Below are some records. Copy every line in them that holds "Market".
──────── LISTED RECORDS ────────
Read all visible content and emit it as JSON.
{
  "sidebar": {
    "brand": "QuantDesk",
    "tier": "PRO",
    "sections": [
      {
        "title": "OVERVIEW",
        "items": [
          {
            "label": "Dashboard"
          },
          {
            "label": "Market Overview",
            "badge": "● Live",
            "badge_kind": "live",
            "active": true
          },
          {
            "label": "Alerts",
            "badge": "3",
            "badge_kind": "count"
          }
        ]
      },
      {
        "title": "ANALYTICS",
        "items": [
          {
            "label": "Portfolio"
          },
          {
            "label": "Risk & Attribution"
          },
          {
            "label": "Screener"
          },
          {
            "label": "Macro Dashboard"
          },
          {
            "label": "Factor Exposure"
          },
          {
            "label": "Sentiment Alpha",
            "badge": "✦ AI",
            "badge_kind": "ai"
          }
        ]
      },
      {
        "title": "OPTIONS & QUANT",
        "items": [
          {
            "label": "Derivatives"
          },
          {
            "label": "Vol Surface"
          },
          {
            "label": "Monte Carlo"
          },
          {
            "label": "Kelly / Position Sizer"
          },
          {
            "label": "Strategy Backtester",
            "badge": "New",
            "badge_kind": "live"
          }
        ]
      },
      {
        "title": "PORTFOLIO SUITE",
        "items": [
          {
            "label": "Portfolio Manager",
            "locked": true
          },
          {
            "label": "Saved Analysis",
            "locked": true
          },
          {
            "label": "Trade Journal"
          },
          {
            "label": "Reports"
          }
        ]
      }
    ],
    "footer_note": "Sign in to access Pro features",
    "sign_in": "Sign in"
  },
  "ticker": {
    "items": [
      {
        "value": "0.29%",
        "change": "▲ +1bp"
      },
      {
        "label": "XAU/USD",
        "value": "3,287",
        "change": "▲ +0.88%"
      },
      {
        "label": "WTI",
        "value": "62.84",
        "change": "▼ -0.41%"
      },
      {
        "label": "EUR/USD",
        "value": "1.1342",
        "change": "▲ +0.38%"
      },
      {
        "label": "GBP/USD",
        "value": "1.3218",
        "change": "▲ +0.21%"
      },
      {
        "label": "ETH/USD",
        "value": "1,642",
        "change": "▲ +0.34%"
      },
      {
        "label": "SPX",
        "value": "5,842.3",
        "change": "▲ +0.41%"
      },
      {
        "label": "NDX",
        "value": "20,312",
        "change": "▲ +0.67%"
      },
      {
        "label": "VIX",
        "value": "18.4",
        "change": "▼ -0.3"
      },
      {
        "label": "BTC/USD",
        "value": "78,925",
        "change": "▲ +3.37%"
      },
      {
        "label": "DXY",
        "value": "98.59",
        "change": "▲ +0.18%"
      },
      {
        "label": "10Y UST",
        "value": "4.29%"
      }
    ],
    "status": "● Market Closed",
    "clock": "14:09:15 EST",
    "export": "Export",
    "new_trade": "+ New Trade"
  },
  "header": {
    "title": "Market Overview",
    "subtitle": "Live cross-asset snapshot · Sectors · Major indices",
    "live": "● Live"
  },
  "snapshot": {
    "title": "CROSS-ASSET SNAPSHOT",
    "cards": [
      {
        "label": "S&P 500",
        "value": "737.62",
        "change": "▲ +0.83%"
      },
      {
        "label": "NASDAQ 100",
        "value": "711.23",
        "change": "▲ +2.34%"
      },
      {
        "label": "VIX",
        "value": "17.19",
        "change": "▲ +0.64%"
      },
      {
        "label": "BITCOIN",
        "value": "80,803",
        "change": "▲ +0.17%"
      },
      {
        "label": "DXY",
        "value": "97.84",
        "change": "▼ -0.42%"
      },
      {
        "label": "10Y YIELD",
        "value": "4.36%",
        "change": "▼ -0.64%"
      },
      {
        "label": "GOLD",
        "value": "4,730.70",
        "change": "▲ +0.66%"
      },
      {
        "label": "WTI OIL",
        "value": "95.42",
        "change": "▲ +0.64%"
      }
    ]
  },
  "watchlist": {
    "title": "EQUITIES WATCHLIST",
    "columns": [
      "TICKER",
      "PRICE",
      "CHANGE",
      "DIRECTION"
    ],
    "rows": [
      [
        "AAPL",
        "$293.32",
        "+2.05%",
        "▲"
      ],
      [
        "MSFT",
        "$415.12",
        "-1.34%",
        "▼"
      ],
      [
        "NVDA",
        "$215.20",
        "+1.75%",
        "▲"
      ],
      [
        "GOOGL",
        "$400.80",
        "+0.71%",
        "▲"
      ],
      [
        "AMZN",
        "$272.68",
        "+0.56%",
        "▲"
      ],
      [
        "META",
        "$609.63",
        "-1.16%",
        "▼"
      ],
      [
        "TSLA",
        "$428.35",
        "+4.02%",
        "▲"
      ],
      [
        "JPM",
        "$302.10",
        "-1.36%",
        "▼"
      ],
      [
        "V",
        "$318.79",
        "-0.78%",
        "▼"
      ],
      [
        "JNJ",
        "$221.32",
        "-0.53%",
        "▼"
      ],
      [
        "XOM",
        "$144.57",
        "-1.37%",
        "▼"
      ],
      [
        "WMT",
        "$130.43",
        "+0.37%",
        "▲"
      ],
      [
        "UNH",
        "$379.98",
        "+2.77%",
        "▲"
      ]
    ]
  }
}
────────
## FINAL RESULT
            "label": "Market Overview",
    "status": "● Market Closed",
    "title": "Market Overview",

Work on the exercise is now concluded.